Written task - Examine the material below. Gather every line in which the string "text" appears.

Supplied information -
■ ■ ■ ■ ■
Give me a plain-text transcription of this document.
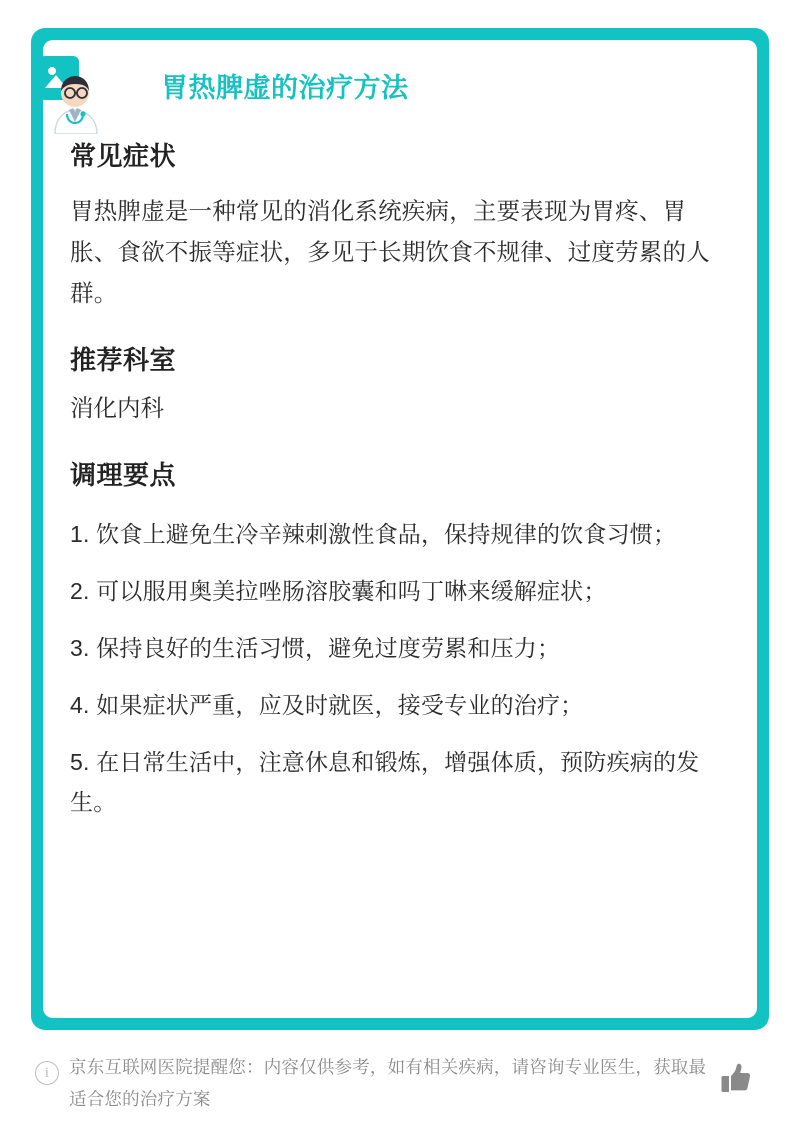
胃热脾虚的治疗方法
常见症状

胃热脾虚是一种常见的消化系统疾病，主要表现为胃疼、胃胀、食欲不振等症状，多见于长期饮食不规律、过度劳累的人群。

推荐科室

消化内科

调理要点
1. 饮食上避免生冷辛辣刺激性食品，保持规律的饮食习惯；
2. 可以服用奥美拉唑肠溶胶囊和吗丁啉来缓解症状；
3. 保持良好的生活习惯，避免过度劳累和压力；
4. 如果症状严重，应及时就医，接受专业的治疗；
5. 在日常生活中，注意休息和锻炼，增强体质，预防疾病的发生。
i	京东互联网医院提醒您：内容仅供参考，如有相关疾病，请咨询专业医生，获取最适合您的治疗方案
■ ■ ■ ■ ■
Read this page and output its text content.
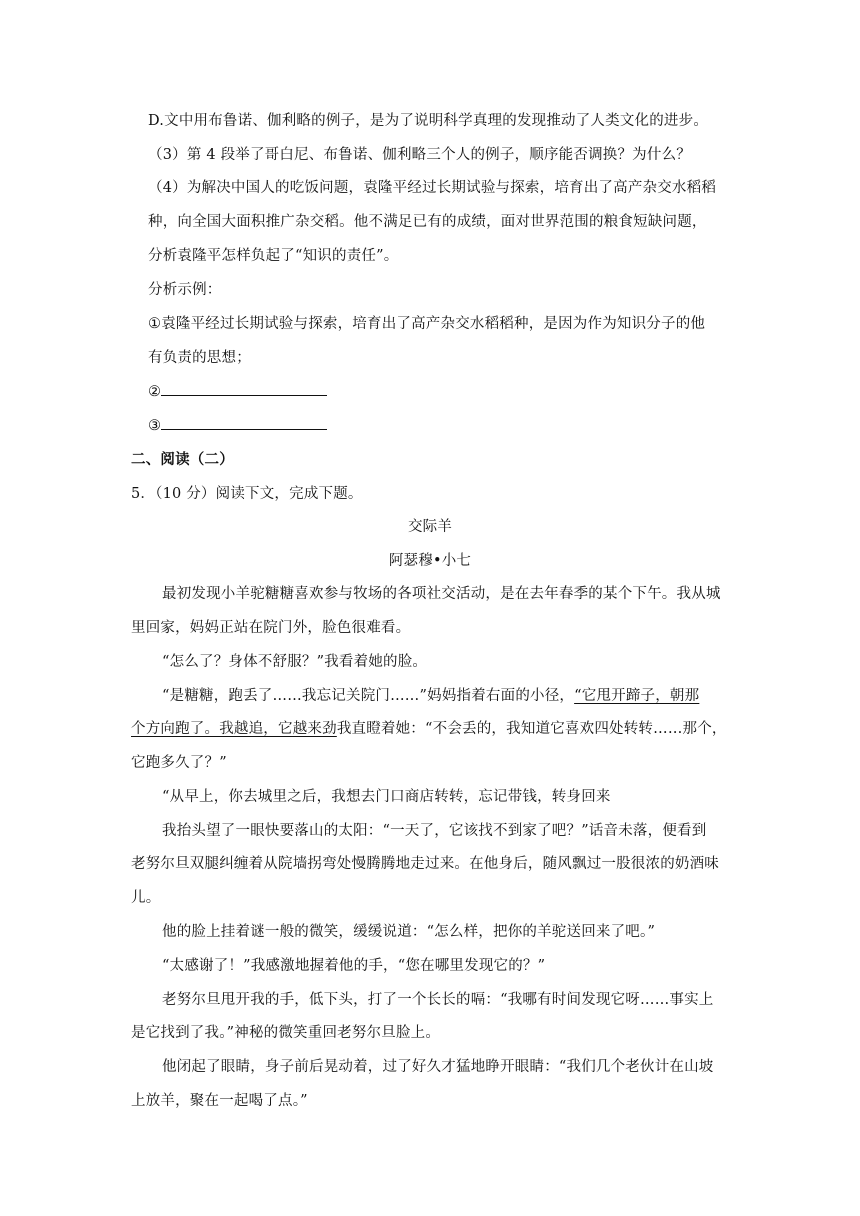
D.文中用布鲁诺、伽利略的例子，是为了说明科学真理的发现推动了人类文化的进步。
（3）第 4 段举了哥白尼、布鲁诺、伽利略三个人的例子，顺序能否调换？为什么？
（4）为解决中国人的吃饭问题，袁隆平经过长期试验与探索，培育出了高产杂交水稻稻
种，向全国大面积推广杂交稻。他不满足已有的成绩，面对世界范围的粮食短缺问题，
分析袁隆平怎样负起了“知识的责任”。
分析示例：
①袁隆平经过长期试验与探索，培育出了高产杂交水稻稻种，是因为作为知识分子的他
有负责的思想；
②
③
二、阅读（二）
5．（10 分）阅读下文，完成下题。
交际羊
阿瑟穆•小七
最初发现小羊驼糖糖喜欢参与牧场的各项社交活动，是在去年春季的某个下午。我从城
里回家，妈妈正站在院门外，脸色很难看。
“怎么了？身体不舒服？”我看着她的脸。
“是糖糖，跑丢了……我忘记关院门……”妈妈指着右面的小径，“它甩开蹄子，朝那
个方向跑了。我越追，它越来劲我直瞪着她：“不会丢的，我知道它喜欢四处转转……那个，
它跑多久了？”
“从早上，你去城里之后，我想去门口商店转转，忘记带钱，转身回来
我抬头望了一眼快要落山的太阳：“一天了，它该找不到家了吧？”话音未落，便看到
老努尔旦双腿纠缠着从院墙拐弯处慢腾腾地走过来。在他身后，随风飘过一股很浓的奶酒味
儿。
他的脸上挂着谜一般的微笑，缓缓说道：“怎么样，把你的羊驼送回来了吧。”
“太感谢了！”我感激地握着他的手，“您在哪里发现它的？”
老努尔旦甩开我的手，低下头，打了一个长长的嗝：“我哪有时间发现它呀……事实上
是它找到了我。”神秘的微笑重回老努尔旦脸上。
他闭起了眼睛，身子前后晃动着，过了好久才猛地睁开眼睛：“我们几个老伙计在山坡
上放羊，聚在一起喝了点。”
■ ■ ■ ■ ■
Worked answer -
Give me a plain-text transcription of this document.
Read this page and output its text content.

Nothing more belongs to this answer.